→ **Your task**: Return all lines below containing the word "screenshot".

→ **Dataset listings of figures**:
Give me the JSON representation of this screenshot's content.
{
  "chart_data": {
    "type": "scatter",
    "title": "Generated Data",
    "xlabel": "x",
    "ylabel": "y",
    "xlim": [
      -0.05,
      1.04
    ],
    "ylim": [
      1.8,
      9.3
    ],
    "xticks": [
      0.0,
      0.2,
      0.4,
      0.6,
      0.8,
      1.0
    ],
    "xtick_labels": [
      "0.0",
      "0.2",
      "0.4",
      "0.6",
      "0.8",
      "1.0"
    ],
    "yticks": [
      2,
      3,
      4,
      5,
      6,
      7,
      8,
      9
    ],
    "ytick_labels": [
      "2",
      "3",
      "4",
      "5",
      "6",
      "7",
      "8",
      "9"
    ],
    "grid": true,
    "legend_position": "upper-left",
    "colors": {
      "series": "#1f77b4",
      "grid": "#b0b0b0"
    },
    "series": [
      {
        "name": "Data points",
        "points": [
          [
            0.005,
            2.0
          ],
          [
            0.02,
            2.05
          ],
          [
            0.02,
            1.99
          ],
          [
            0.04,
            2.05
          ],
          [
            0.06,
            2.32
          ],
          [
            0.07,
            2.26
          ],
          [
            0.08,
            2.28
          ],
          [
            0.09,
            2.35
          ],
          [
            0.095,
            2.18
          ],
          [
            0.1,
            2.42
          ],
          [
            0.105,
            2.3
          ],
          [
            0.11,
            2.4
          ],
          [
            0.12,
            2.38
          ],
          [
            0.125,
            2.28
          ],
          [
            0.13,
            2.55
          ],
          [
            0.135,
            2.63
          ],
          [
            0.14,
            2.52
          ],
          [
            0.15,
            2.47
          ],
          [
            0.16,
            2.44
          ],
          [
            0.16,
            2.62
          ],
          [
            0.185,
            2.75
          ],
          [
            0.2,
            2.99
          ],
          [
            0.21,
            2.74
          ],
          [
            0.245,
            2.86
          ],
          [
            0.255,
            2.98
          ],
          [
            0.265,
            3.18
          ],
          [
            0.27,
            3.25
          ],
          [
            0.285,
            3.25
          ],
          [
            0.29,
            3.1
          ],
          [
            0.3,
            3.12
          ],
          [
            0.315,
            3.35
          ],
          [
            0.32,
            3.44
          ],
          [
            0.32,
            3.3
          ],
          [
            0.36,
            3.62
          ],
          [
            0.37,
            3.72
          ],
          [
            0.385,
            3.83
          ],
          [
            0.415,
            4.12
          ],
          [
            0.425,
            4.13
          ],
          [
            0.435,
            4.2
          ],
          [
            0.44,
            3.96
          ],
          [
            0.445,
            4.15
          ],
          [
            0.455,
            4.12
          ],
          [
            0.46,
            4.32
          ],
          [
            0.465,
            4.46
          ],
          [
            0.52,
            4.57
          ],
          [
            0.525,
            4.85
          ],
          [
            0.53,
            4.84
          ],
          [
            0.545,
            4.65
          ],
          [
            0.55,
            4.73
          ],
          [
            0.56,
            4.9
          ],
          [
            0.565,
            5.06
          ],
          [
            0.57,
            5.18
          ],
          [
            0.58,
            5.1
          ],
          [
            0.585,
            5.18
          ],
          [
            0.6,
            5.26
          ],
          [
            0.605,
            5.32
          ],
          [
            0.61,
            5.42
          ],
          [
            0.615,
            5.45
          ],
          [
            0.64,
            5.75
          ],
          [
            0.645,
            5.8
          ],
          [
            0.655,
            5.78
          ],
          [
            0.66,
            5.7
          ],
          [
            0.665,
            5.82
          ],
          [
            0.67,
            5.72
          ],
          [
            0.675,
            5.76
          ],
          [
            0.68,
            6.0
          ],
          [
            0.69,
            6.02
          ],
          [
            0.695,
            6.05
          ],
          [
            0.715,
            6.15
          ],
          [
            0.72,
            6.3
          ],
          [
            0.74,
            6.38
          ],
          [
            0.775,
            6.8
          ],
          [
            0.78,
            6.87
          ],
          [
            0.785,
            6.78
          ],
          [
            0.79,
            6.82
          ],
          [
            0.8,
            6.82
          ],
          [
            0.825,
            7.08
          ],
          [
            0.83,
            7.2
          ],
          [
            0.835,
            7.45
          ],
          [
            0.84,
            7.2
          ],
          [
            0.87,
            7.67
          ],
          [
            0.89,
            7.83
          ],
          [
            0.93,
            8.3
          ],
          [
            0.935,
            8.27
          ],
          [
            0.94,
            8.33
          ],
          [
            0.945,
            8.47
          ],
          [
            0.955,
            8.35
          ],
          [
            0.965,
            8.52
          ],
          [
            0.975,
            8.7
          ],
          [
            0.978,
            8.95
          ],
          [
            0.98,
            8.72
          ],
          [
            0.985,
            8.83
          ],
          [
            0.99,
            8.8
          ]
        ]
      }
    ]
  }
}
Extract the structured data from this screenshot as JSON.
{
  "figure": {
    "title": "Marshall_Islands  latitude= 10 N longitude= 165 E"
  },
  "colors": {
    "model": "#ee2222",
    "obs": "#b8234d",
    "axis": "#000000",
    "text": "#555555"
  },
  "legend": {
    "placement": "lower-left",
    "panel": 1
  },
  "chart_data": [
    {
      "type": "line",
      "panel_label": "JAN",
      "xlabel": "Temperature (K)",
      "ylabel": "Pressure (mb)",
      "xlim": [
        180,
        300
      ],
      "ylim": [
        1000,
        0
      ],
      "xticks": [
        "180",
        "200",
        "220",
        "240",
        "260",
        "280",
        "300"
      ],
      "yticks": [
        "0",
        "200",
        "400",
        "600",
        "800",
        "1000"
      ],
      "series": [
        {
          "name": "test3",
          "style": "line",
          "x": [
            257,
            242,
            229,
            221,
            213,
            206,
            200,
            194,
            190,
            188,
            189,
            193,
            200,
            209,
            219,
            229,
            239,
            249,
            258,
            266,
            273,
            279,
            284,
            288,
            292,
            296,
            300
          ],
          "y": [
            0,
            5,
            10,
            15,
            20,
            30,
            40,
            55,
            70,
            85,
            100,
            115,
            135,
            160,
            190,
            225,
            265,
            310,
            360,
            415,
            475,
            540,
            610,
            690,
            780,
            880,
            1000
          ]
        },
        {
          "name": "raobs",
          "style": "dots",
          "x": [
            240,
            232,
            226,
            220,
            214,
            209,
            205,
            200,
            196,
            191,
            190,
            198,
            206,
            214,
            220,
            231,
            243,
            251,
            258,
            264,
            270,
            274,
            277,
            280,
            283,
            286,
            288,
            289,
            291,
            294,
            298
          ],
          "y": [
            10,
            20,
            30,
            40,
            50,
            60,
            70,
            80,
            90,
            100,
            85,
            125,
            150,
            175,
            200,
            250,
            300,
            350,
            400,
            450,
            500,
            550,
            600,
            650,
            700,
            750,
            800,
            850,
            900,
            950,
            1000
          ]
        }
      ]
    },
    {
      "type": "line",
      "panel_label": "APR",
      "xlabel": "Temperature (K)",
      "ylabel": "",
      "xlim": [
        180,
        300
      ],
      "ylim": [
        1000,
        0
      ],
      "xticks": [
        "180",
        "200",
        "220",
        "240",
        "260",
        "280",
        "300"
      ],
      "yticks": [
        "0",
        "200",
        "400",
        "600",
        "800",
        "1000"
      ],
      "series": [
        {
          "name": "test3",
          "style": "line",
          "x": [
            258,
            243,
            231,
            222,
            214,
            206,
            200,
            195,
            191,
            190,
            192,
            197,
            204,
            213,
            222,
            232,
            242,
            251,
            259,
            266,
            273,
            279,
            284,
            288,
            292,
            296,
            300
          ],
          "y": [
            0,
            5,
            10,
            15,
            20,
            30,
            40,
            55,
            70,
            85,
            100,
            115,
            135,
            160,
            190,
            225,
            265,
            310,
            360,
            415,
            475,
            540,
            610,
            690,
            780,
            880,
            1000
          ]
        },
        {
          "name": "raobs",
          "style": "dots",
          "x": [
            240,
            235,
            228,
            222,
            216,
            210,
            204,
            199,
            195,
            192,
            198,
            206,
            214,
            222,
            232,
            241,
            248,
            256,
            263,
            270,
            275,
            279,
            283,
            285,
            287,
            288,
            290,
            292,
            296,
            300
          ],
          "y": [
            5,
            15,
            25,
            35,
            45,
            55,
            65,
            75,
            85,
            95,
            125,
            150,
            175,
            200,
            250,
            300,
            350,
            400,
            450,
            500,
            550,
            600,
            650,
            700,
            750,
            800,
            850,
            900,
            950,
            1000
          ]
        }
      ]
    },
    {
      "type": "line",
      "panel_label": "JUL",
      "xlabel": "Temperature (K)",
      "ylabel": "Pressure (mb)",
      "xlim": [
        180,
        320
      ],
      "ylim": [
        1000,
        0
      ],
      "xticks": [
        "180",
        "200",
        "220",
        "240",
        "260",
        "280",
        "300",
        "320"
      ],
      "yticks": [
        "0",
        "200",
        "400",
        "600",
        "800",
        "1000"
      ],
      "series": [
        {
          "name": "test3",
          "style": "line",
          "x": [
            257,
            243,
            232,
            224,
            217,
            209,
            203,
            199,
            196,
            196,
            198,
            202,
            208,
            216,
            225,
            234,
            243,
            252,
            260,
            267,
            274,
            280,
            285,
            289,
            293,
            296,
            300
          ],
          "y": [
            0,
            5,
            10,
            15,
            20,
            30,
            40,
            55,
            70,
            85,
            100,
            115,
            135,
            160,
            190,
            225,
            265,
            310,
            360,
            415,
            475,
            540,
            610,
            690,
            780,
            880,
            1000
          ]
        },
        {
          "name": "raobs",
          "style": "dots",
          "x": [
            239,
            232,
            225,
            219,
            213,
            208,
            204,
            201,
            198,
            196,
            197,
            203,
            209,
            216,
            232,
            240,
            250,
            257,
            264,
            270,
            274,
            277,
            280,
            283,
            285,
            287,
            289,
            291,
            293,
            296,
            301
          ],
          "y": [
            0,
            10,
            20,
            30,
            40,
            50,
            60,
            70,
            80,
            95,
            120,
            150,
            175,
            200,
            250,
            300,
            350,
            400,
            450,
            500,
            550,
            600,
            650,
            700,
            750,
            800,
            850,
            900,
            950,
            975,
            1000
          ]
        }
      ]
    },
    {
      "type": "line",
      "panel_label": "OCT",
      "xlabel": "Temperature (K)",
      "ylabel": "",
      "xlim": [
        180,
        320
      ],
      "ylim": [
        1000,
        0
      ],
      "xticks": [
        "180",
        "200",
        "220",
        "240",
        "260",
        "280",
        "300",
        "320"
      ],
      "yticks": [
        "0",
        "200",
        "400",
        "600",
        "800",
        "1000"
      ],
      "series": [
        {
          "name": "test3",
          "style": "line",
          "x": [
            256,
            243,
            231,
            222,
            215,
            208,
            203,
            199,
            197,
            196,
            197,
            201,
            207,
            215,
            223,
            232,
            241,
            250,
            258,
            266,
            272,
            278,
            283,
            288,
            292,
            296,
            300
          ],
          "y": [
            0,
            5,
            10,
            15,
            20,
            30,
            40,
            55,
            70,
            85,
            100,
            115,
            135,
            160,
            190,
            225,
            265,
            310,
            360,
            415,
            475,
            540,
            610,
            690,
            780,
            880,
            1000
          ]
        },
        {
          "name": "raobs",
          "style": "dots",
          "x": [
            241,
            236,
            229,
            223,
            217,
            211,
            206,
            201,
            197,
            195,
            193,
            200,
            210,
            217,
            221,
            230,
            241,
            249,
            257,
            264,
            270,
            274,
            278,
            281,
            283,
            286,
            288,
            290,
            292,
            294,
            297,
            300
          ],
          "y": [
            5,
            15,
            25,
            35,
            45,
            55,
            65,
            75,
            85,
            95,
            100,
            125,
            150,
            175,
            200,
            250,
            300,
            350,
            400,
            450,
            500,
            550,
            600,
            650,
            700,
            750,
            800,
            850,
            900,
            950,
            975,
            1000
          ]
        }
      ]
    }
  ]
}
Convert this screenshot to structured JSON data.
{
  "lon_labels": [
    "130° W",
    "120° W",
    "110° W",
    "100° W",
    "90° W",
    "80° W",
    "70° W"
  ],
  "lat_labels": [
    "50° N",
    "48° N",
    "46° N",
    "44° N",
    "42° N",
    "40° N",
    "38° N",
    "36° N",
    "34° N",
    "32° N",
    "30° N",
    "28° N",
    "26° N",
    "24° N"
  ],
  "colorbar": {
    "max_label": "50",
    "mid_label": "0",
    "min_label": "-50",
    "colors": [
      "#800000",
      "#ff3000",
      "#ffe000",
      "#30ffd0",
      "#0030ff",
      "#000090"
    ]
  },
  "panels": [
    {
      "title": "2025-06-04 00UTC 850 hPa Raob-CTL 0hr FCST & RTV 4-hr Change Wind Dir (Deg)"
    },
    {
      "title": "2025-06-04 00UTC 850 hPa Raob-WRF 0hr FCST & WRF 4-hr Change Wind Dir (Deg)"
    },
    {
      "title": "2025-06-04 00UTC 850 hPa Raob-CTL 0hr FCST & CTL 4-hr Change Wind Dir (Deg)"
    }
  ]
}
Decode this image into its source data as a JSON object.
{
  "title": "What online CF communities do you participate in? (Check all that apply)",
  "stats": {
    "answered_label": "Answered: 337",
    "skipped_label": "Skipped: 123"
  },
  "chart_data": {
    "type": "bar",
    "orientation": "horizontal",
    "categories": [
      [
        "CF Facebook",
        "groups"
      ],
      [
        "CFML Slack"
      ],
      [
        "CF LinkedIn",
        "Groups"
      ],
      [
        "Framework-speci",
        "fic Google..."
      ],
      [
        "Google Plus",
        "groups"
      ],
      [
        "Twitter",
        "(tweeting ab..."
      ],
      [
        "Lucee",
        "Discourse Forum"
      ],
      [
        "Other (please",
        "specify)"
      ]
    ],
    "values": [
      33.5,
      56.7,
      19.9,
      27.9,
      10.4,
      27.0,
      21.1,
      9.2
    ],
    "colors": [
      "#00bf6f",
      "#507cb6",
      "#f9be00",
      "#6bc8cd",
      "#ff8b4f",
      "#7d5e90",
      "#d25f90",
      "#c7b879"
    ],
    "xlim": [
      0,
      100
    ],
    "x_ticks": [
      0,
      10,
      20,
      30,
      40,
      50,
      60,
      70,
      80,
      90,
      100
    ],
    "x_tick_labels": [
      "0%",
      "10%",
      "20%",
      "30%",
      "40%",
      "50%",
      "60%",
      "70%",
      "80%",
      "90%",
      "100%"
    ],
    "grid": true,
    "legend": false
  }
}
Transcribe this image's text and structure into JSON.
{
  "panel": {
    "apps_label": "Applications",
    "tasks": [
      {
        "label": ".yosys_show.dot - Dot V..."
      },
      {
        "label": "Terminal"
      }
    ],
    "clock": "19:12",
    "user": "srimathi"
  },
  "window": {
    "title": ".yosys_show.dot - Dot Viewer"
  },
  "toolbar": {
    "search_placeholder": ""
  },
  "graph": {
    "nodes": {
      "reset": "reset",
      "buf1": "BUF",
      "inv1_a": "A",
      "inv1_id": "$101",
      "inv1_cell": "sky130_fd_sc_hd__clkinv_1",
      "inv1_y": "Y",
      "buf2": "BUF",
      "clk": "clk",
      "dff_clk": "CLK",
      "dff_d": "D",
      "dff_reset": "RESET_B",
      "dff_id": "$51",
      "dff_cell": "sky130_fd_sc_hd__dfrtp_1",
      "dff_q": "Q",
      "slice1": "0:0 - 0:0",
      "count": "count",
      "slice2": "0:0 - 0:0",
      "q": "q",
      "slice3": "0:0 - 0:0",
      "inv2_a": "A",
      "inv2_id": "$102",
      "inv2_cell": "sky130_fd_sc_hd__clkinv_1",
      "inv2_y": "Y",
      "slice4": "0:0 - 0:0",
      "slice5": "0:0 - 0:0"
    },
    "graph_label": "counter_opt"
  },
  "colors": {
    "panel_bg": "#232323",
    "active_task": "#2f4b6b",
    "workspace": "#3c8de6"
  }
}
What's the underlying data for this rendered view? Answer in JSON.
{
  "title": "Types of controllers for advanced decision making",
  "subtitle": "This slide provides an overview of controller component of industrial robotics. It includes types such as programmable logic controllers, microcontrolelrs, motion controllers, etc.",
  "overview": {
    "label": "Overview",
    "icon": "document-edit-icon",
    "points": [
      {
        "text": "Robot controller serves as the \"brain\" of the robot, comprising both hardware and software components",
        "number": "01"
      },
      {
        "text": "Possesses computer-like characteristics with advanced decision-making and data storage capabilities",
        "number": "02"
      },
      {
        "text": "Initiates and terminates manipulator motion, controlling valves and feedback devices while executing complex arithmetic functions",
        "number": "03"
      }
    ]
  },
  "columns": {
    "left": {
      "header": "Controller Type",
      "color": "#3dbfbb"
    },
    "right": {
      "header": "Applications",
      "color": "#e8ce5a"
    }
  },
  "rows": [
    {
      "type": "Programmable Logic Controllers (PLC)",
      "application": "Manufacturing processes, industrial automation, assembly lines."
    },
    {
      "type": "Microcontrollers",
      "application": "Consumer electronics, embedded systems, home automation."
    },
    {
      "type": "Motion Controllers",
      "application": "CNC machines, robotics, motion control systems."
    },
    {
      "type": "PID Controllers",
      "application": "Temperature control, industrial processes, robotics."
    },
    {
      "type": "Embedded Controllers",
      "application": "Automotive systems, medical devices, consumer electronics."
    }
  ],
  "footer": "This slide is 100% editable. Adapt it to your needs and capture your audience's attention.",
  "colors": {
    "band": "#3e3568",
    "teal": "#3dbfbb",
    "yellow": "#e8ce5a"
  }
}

→ **Solved exercise**:
Give me the JSON representation of this screenshot's content.
Extract the structured data from this screenshot as JSON.
Convert this screenshot to structured JSON data.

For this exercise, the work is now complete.